## The exercise
Find the lines holding the string "Research" in the data, then copy all of them.

Dataset entries
-- Begin --

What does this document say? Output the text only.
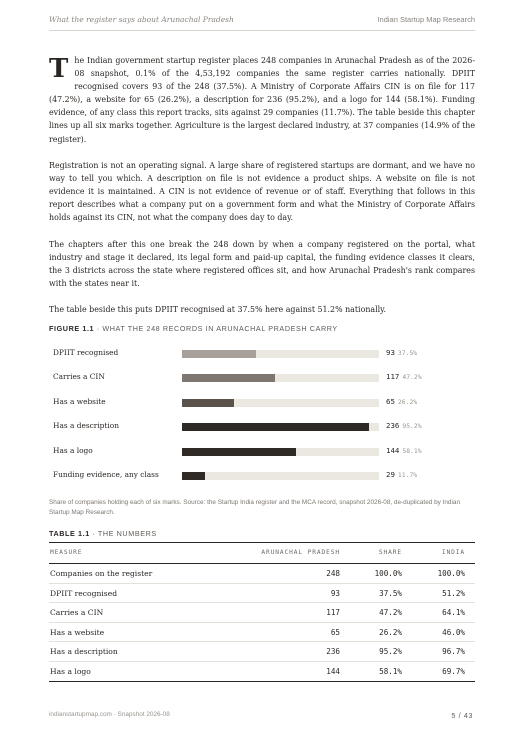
What the register says about Arunachal Pradesh	Indian Startup Map Research

The Indian government startup register places 248 companies in Arunachal Pradesh as of the 2026-08 snapshot, 0.1% of the 4,53,192 companies the same register carries nationally. DPIIT recognised covers 93 of the 248 (37.5%). A Ministry of Corporate Affairs CIN is on file for 117 (47.2%), a website for 65 (26.2%), a description for 236 (95.2%), and a logo for 144 (58.1%). Funding evidence, of any class this report tracks, sits against 29 companies (11.7%). The table beside this chapter lines up all six marks together. Agriculture is the largest declared industry, at 37 companies (14.9% of the register).

Registration is not an operating signal. A large share of registered startups are dormant, and we have no way to tell you which. A description on file is not evidence a product ships. A website on file is not evidence it is maintained. A CIN is not evidence of revenue or of staff. Everything that follows in this report describes what a company put on a government form and what the Ministry of Corporate Affairs holds against its CIN, not what the company does day to day.

The chapters after this one break the 248 down by when a company registered on the portal, what industry and stage it declared, its legal form and paid-up capital, the funding evidence classes it clears, the 3 districts across the state where registered offices sit, and how Arunachal Pradesh's rank compares with the states near it.

The table beside this puts DPIIT recognised at 37.5% here against 51.2% nationally.

FIGURE 1.1 · WHAT THE 248 RECORDS IN ARUNACHAL PRADESH CARRY
DPIIT recognised	93 37.5%
Carries a CIN	117 47.2%
Has a website	65 26.2%
Has a description	236 95.2%
Has a logo	144 58.1%
Funding evidence, any class	29 11.7%
Share of companies holding each of six marks. Source: the Startup India register and the MCA record, snapshot 2026-08, de-duplicated by Indian Startup Map Research.
TABLE 1.1 · THE NUMBERS
MEASURE	ARUNACHAL PRADESH	SHARE	INDIA
Companies on the register	248	100.0%	100.0%
DPIIT recognised	93	37.5%	51.2%
Carries a CIN	117	47.2%	64.1%
Has a website	65	26.2%	46.0%
Has a description	236	95.2%	96.7%
Has a logo	144	58.1%	69.7%
indianstartupmap.com · Snapshot 2026-08	5 / 43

-- End --

## Result of this task
What the register says about Arunachal Pradesh	Indian Startup Map Research
Share of companies holding each of six marks. Source: the Startup India register and the MCA record, snapshot 2026-08, de-duplicated by Indian Startup Map Research.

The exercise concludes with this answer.